Stored records
============

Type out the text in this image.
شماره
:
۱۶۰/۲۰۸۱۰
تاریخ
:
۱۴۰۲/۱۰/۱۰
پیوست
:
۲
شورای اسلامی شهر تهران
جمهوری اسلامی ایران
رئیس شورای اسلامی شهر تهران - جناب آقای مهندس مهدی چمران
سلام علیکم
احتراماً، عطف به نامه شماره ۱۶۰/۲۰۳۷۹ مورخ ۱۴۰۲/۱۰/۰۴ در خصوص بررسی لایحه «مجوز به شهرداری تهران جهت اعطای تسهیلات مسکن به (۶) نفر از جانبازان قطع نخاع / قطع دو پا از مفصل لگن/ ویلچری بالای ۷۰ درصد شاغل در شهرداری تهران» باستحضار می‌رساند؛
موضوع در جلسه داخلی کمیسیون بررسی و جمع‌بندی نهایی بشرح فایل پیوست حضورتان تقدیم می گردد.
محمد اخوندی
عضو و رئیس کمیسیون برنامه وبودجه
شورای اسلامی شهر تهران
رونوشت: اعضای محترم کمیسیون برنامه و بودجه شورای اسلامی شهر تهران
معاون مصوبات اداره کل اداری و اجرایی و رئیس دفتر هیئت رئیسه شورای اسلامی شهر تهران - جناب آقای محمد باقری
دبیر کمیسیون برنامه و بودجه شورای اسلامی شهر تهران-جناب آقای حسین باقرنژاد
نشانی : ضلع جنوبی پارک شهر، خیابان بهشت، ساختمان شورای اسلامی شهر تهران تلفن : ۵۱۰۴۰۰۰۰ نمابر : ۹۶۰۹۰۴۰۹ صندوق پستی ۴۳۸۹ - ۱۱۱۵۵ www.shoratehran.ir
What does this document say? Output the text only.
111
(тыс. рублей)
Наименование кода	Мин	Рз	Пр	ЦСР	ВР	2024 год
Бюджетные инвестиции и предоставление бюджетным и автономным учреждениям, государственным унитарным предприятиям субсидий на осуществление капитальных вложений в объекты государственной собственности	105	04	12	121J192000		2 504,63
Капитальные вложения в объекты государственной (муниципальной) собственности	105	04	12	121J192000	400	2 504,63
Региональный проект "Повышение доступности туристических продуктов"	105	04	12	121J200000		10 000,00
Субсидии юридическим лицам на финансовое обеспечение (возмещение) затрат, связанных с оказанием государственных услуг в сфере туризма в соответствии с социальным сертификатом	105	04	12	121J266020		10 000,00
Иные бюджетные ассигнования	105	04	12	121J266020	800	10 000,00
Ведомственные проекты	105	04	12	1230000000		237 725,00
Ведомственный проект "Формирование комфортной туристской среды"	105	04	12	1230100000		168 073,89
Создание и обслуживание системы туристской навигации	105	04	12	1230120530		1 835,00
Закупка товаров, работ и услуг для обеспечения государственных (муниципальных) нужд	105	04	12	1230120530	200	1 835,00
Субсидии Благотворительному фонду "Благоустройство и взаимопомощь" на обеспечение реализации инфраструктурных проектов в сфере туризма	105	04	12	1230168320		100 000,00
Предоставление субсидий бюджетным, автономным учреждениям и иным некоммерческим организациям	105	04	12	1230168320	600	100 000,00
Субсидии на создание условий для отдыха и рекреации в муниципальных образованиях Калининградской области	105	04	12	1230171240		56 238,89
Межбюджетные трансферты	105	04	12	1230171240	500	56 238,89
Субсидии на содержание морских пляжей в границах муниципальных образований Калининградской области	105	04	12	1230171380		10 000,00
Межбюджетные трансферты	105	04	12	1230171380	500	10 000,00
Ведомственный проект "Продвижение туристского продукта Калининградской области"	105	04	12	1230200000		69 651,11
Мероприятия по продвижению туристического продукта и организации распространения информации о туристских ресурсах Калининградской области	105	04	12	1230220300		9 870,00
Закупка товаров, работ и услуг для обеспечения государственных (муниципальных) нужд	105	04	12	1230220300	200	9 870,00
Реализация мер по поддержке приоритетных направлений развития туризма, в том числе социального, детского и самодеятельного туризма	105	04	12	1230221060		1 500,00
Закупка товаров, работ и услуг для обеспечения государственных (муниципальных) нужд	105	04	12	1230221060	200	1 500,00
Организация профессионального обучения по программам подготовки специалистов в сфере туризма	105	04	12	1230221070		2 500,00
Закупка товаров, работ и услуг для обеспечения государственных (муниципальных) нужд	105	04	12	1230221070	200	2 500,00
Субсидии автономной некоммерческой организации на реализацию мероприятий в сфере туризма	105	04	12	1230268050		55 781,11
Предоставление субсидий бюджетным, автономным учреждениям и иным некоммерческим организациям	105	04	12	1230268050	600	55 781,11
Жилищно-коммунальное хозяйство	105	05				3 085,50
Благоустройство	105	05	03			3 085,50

============

> _Problem to solve_
Return every entry exactly as given.

> _Written solution_
Type out the text in this image.
شماره
:
۱۶۰/۲۰۸۱۰
تاریخ
:
۱۴۰۲/۱۰/۱۰
پیوست
:
۲
شورای اسلامی شهر تهران
جمهوری اسلامی ایران
رئیس شورای اسلامی شهر تهران - جناب آقای مهندس مهدی چمران
سلام علیکم
احتراماً، عطف به نامه شماره ۱۶۰/۲۰۳۷۹ مورخ ۱۴۰۲/۱۰/۰۴ در خصوص بررسی لایحه «مجوز به شهرداری تهران جهت اعطای تسهیلات مسکن به (۶) نفر از جانبازان قطع نخاع / قطع دو پا از مفصل لگن/ ویلچری بالای ۷۰ درصد شاغل در شهرداری تهران» باستحضار می‌رساند؛
موضوع در جلسه داخلی کمیسیون بررسی و جمع‌بندی نهایی بشرح فایل پیوست حضورتان تقدیم می گردد.
محمد اخوندی
عضو و رئیس کمیسیون برنامه وبودجه
شورای اسلامی شهر تهران
رونوشت: اعضای محترم کمیسیون برنامه و بودجه شورای اسلامی شهر تهران
معاون مصوبات اداره کل اداری و اجرایی و رئیس دفتر هیئت رئیسه شورای اسلامی شهر تهران - جناب آقای محمد باقری
دبیر کمیسیون برنامه و بودجه شورای اسلامی شهر تهران-جناب آقای حسین باقرنژاد
نشانی : ضلع جنوبی پارک شهر، خیابان بهشت، ساختمان شورای اسلامی شهر تهران تلفن : ۵۱۰۴۰۰۰۰ نمابر : ۹۶۰۹۰۴۰۹ صندوق پستی ۴۳۸۹ - ۱۱۱۵۵ www.shoratehran.ir
What does this document say? Output the text only.
111
(тыс. рублей)
Наименование кода	Мин	Рз	Пр	ЦСР	ВР	2024 год
Бюджетные инвестиции и предоставление бюджетным и автономным учреждениям, государственным унитарным предприятиям субсидий на осуществление капитальных вложений в объекты государственной собственности	105	04	12	121J192000		2 504,63
Капитальные вложения в объекты государственной (муниципальной) собственности	105	04	12	121J192000	400	2 504,63
Региональный проект "Повышение доступности туристических продуктов"	105	04	12	121J200000		10 000,00
Субсидии юридическим лицам на финансовое обеспечение (возмещение) затрат, связанных с оказанием государственных услуг в сфере туризма в соответствии с социальным сертификатом	105	04	12	121J266020		10 000,00
Иные бюджетные ассигнования	105	04	12	121J266020	800	10 000,00
Ведомственные проекты	105	04	12	1230000000		237 725,00
Ведомственный проект "Формирование комфортной туристской среды"	105	04	12	1230100000		168 073,89
Создание и обслуживание системы туристской навигации	105	04	12	1230120530		1 835,00
Закупка товаров, работ и услуг для обеспечения государственных (муниципальных) нужд	105	04	12	1230120530	200	1 835,00
Субсидии Благотворительному фонду "Благоустройство и взаимопомощь" на обеспечение реализации инфраструктурных проектов в сфере туризма	105	04	12	1230168320		100 000,00
Предоставление субсидий бюджетным, автономным учреждениям и иным некоммерческим организациям	105	04	12	1230168320	600	100 000,00
Субсидии на создание условий для отдыха и рекреации в муниципальных образованиях Калининградской области	105	04	12	1230171240		56 238,89
Межбюджетные трансферты	105	04	12	1230171240	500	56 238,89
Субсидии на содержание морских пляжей в границах муниципальных образований Калининградской области	105	04	12	1230171380		10 000,00
Межбюджетные трансферты	105	04	12	1230171380	500	10 000,00
Ведомственный проект "Продвижение туристского продукта Калининградской области"	105	04	12	1230200000		69 651,11
Мероприятия по продвижению туристического продукта и организации распространения информации о туристских ресурсах Калининградской области	105	04	12	1230220300		9 870,00
Закупка товаров, работ и услуг для обеспечения государственных (муниципальных) нужд	105	04	12	1230220300	200	9 870,00
Реализация мер по поддержке приоритетных направлений развития туризма, в том числе социального, детского и самодеятельного туризма	105	04	12	1230221060		1 500,00
Закупка товаров, работ и услуг для обеспечения государственных (муниципальных) нужд	105	04	12	1230221060	200	1 500,00
Организация профессионального обучения по программам подготовки специалистов в сфере туризма	105	04	12	1230221070		2 500,00
Закупка товаров, работ и услуг для обеспечения государственных (муниципальных) нужд	105	04	12	1230221070	200	2 500,00
Субсидии автономной некоммерческой организации на реализацию мероприятий в сфере туризма	105	04	12	1230268050		55 781,11
Предоставление субсидий бюджетным, автономным учреждениям и иным некоммерческим организациям	105	04	12	1230268050	600	55 781,11
Жилищно-коммунальное хозяйство	105	05				3 085,50
Благоустройство	105	05	03			3 085,50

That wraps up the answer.